What is being asked => Search the data for the string "xlabel" and gather each line it is in.

···

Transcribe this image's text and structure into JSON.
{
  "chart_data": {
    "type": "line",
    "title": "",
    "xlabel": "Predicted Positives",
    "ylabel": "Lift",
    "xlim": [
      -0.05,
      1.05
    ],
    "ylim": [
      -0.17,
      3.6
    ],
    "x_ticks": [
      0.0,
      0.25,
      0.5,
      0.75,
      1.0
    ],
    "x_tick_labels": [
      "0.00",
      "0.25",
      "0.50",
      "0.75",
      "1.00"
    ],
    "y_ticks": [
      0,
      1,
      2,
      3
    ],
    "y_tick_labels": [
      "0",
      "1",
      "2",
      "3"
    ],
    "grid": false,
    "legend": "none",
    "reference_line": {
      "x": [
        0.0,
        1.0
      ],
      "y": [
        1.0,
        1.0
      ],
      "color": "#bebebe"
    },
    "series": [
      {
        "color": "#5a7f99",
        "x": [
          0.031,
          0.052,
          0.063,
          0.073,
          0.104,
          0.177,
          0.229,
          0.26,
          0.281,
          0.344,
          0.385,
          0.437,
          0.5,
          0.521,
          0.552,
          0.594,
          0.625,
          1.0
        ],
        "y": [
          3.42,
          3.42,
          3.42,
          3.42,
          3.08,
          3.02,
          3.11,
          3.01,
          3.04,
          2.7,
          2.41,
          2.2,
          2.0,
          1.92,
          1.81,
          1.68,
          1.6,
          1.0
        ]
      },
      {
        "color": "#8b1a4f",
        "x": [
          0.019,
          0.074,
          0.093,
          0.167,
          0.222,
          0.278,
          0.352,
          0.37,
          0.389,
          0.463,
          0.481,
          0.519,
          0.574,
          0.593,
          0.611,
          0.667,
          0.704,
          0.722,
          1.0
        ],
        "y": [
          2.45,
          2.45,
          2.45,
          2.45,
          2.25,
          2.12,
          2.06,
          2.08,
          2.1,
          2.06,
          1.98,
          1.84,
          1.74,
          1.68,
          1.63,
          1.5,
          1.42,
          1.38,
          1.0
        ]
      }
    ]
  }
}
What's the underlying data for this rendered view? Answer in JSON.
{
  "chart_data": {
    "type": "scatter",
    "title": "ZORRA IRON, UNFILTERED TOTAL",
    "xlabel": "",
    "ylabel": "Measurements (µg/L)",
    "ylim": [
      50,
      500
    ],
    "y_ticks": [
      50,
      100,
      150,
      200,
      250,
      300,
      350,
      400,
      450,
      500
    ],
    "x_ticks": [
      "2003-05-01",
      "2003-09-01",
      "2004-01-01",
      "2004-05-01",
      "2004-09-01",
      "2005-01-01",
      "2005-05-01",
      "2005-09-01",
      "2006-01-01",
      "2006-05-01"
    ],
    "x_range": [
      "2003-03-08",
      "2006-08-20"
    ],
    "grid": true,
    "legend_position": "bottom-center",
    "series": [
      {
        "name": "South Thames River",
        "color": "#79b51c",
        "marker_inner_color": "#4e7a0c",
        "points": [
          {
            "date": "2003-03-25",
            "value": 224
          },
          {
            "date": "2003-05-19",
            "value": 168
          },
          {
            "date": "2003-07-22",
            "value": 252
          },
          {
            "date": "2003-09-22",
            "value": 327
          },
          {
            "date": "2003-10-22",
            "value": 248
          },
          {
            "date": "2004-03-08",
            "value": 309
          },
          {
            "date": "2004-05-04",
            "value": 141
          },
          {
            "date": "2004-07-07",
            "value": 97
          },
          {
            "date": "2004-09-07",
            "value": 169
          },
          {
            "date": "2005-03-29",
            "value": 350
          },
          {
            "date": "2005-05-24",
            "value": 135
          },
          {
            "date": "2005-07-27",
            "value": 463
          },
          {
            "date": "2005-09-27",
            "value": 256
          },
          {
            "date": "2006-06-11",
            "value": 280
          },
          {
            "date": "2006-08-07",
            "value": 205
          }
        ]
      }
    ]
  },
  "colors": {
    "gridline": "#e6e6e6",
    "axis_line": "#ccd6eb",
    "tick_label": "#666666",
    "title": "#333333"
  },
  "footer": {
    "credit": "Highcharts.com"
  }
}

···

Solution to the problem =>
    "xlabel": "Predicted Positives",
    "xlabel": "",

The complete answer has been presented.